_What you have to do_.
Transcribe each line of the records below exactly, excluding any embedded images.

_Records contained in a dataset_.
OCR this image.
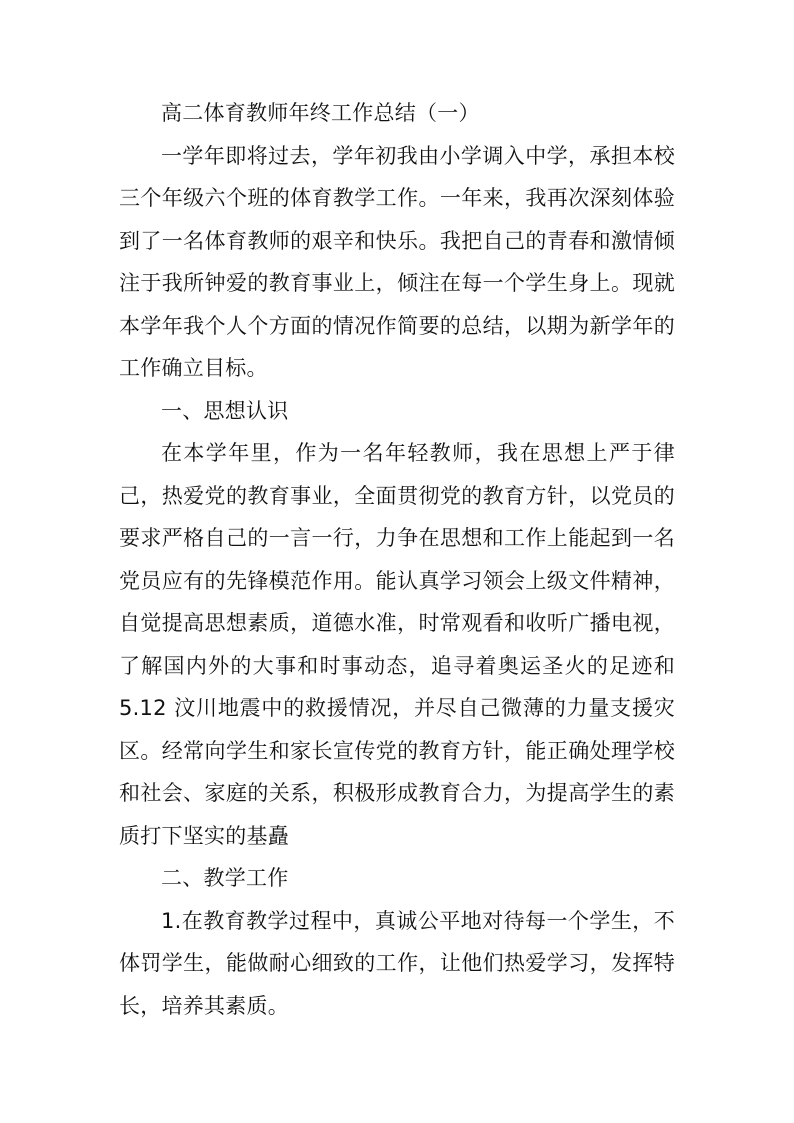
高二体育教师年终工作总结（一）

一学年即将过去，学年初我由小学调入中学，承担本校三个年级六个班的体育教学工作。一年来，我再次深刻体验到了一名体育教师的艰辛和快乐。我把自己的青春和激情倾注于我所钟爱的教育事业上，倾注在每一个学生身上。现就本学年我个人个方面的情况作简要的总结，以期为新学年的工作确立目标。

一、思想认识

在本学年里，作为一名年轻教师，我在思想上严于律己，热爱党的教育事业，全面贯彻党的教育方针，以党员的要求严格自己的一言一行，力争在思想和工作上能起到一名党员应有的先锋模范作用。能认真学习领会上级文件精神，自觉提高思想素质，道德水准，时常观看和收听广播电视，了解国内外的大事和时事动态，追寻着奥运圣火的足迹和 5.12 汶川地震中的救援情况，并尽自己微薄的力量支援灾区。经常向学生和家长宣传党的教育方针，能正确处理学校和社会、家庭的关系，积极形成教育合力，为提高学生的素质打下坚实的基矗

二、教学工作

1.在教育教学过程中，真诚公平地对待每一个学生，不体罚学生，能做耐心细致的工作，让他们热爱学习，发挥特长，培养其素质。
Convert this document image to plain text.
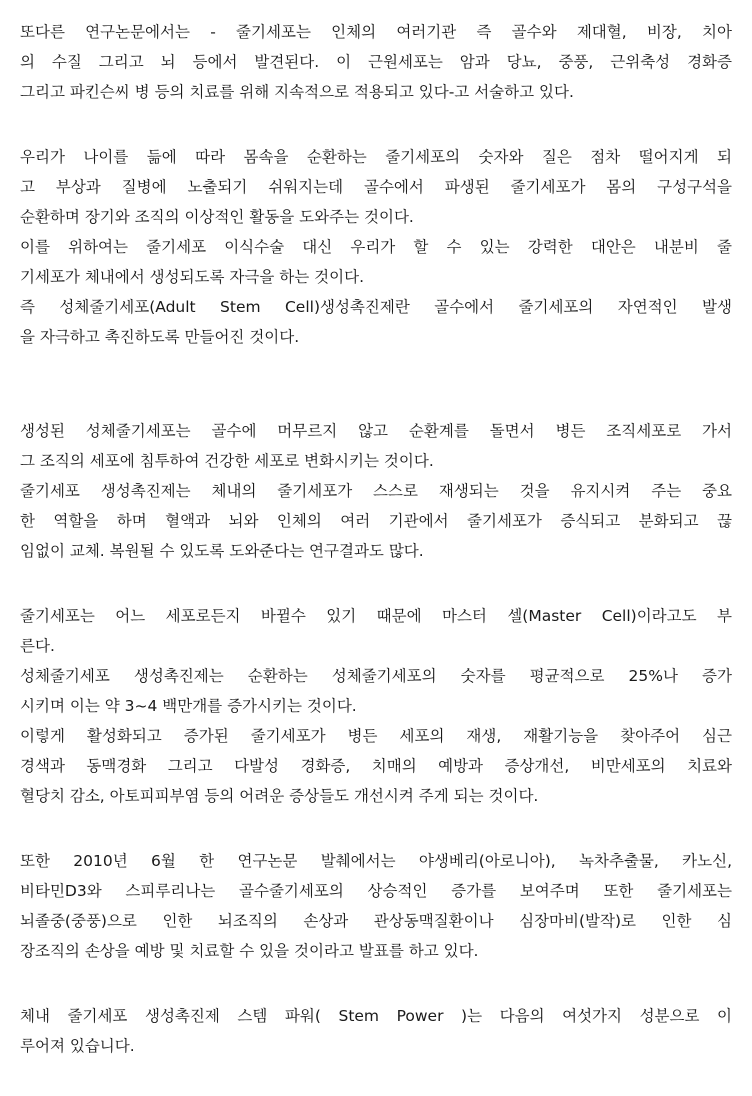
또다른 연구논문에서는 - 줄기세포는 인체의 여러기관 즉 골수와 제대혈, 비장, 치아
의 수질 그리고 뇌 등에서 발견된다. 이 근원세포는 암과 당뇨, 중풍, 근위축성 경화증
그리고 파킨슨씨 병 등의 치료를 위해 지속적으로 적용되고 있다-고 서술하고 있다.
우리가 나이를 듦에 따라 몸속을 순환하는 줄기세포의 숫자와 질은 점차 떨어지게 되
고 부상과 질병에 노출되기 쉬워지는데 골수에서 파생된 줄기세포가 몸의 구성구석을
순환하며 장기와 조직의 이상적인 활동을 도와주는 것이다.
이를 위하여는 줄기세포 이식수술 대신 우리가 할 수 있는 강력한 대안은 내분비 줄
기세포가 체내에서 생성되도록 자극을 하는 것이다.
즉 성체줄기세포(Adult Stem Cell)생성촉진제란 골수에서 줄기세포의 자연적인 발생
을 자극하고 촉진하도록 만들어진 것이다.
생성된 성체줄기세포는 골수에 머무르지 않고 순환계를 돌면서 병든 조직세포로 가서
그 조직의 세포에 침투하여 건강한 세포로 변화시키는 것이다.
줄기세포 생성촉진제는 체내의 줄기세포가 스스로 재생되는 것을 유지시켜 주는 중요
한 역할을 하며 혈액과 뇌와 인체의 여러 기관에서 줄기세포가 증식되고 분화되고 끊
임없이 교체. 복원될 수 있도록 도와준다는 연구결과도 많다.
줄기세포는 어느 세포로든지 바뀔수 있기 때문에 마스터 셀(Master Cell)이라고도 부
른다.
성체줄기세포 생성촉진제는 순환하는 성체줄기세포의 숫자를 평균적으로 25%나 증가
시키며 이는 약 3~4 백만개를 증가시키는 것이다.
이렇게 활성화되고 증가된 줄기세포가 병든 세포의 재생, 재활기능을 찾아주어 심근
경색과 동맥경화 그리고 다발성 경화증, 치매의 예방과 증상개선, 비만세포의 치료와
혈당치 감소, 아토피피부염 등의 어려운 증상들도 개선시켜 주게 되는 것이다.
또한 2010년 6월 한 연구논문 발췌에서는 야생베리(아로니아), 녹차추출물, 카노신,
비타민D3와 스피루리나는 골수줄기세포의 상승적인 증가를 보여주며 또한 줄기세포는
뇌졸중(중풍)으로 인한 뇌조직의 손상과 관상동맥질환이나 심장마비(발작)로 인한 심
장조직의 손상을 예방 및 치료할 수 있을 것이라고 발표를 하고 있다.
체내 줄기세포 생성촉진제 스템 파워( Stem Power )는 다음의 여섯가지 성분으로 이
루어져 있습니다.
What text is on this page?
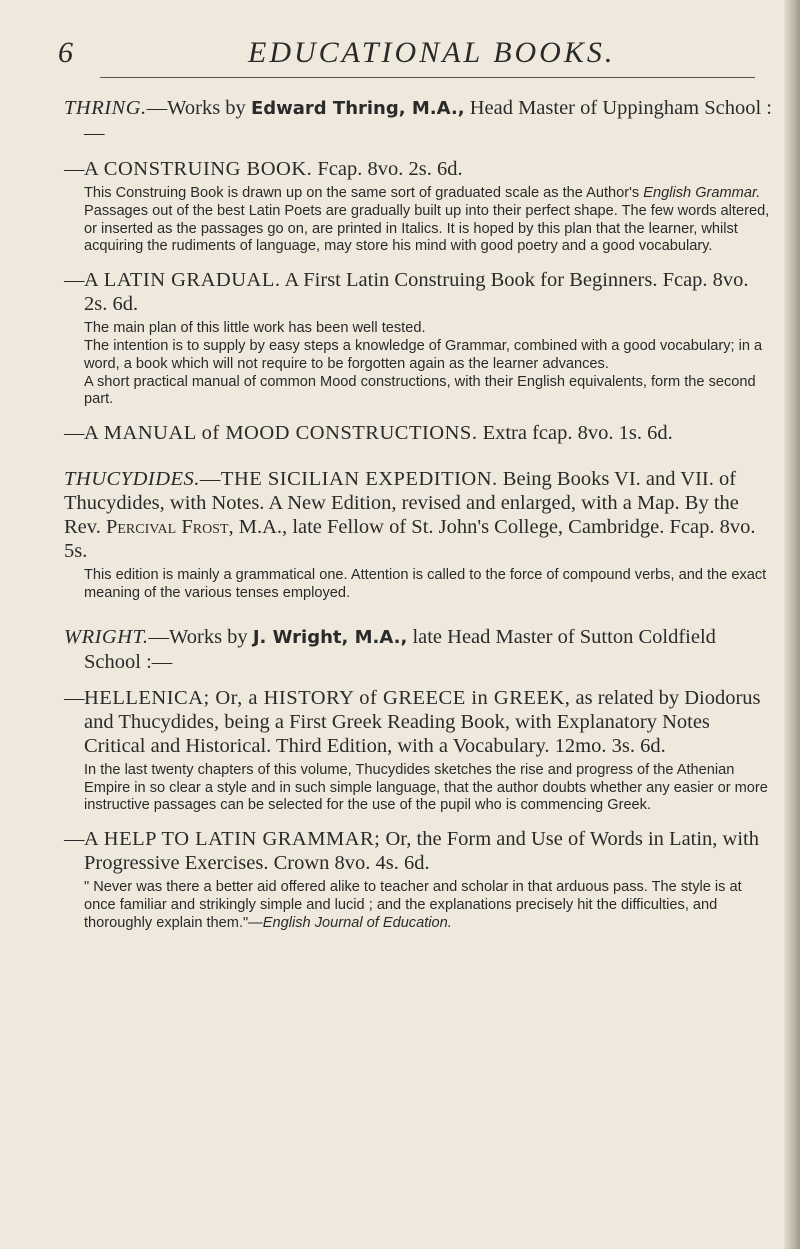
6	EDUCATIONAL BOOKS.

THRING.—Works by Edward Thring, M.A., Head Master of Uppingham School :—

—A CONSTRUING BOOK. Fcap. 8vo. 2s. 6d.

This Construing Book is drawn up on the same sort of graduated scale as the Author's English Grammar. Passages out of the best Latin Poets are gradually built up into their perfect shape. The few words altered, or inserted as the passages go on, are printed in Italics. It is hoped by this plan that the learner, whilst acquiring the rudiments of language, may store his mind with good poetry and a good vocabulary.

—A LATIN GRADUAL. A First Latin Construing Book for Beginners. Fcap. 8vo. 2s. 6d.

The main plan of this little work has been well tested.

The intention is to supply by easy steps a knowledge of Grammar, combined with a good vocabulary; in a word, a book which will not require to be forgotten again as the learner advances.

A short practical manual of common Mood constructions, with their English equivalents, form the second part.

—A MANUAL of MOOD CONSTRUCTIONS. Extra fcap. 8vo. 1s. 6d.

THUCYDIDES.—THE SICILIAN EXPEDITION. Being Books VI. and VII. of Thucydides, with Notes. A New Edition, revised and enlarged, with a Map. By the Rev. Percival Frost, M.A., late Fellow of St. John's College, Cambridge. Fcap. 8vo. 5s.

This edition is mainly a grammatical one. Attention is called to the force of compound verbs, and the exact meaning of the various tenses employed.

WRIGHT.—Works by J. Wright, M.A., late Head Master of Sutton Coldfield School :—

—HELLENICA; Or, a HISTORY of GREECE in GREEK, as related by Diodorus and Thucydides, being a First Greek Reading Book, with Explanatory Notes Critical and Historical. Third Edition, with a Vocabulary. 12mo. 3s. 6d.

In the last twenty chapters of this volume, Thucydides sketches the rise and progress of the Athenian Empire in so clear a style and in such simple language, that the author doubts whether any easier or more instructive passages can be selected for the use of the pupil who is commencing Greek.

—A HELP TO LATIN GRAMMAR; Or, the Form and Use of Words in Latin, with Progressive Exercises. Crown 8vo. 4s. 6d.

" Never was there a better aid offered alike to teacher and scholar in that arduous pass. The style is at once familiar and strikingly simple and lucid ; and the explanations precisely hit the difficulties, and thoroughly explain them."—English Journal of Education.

_Answer to this exercise_.
OCR this image.
高二体育教师年终工作总结（一）

一学年即将过去，学年初我由小学调入中学，承担本校三个年级六个班的体育教学工作。一年来，我再次深刻体验到了一名体育教师的艰辛和快乐。我把自己的青春和激情倾注于我所钟爱的教育事业上，倾注在每一个学生身上。现就本学年我个人个方面的情况作简要的总结，以期为新学年的工作确立目标。

一、思想认识

在本学年里，作为一名年轻教师，我在思想上严于律己，热爱党的教育事业，全面贯彻党的教育方针，以党员的要求严格自己的一言一行，力争在思想和工作上能起到一名党员应有的先锋模范作用。能认真学习领会上级文件精神，自觉提高思想素质，道德水准，时常观看和收听广播电视，了解国内外的大事和时事动态，追寻着奥运圣火的足迹和 5.12 汶川地震中的救援情况，并尽自己微薄的力量支援灾区。经常向学生和家长宣传党的教育方针，能正确处理学校和社会、家庭的关系，积极形成教育合力，为提高学生的素质打下坚实的基矗

二、教学工作

1.在教育教学过程中，真诚公平地对待每一个学生，不体罚学生，能做耐心细致的工作，让他们热爱学习，发挥特长，培养其素质。
Convert this document image to plain text.
또다른 연구논문에서는 - 줄기세포는 인체의 여러기관 즉 골수와 제대혈, 비장, 치아
의 수질 그리고 뇌 등에서 발견된다. 이 근원세포는 암과 당뇨, 중풍, 근위축성 경화증
그리고 파킨슨씨 병 등의 치료를 위해 지속적으로 적용되고 있다-고 서술하고 있다.
우리가 나이를 듦에 따라 몸속을 순환하는 줄기세포의 숫자와 질은 점차 떨어지게 되
고 부상과 질병에 노출되기 쉬워지는데 골수에서 파생된 줄기세포가 몸의 구성구석을
순환하며 장기와 조직의 이상적인 활동을 도와주는 것이다.
이를 위하여는 줄기세포 이식수술 대신 우리가 할 수 있는 강력한 대안은 내분비 줄
기세포가 체내에서 생성되도록 자극을 하는 것이다.
즉 성체줄기세포(Adult Stem Cell)생성촉진제란 골수에서 줄기세포의 자연적인 발생
을 자극하고 촉진하도록 만들어진 것이다.
생성된 성체줄기세포는 골수에 머무르지 않고 순환계를 돌면서 병든 조직세포로 가서
그 조직의 세포에 침투하여 건강한 세포로 변화시키는 것이다.
줄기세포 생성촉진제는 체내의 줄기세포가 스스로 재생되는 것을 유지시켜 주는 중요
한 역할을 하며 혈액과 뇌와 인체의 여러 기관에서 줄기세포가 증식되고 분화되고 끊
임없이 교체. 복원될 수 있도록 도와준다는 연구결과도 많다.
줄기세포는 어느 세포로든지 바뀔수 있기 때문에 마스터 셀(Master Cell)이라고도 부
른다.
성체줄기세포 생성촉진제는 순환하는 성체줄기세포의 숫자를 평균적으로 25%나 증가
시키며 이는 약 3~4 백만개를 증가시키는 것이다.
이렇게 활성화되고 증가된 줄기세포가 병든 세포의 재생, 재활기능을 찾아주어 심근
경색과 동맥경화 그리고 다발성 경화증, 치매의 예방과 증상개선, 비만세포의 치료와
혈당치 감소, 아토피피부염 등의 어려운 증상들도 개선시켜 주게 되는 것이다.
또한 2010년 6월 한 연구논문 발췌에서는 야생베리(아로니아), 녹차추출물, 카노신,
비타민D3와 스피루리나는 골수줄기세포의 상승적인 증가를 보여주며 또한 줄기세포는
뇌졸중(중풍)으로 인한 뇌조직의 손상과 관상동맥질환이나 심장마비(발작)로 인한 심
장조직의 손상을 예방 및 치료할 수 있을 것이라고 발표를 하고 있다.
체내 줄기세포 생성촉진제 스템 파워( Stem Power )는 다음의 여섯가지 성분으로 이
루어져 있습니다.
What text is on this page?
6	EDUCATIONAL BOOKS.

THRING.—Works by Edward Thring, M.A., Head Master of Uppingham School :—

—A CONSTRUING BOOK. Fcap. 8vo. 2s. 6d.

This Construing Book is drawn up on the same sort of graduated scale as the Author's English Grammar. Passages out of the best Latin Poets are gradually built up into their perfect shape. The few words altered, or inserted as the passages go on, are printed in Italics. It is hoped by this plan that the learner, whilst acquiring the rudiments of language, may store his mind with good poetry and a good vocabulary.

—A LATIN GRADUAL. A First Latin Construing Book for Beginners. Fcap. 8vo. 2s. 6d.

The main plan of this little work has been well tested.

The intention is to supply by easy steps a knowledge of Grammar, combined with a good vocabulary; in a word, a book which will not require to be forgotten again as the learner advances.

A short practical manual of common Mood constructions, with their English equivalents, form the second part.

—A MANUAL of MOOD CONSTRUCTIONS. Extra fcap. 8vo. 1s. 6d.

THUCYDIDES.—THE SICILIAN EXPEDITION. Being Books VI. and VII. of Thucydides, with Notes. A New Edition, revised and enlarged, with a Map. By the Rev. Percival Frost, M.A., late Fellow of St. John's College, Cambridge. Fcap. 8vo. 5s.

This edition is mainly a grammatical one. Attention is called to the force of compound verbs, and the exact meaning of the various tenses employed.

WRIGHT.—Works by J. Wright, M.A., late Head Master of Sutton Coldfield School :—

—HELLENICA; Or, a HISTORY of GREECE in GREEK, as related by Diodorus and Thucydides, being a First Greek Reading Book, with Explanatory Notes Critical and Historical. Third Edition, with a Vocabulary. 12mo. 3s. 6d.

In the last twenty chapters of this volume, Thucydides sketches the rise and progress of the Athenian Empire in so clear a style and in such simple language, that the author doubts whether any easier or more instructive passages can be selected for the use of the pupil who is commencing Greek.

—A HELP TO LATIN GRAMMAR; Or, the Form and Use of Words in Latin, with Progressive Exercises. Crown 8vo. 4s. 6d.

" Never was there a better aid offered alike to teacher and scholar in that arduous pass. The style is at once familiar and strikingly simple and lucid ; and the explanations precisely hit the difficulties, and thoroughly explain them."—English Journal of Education.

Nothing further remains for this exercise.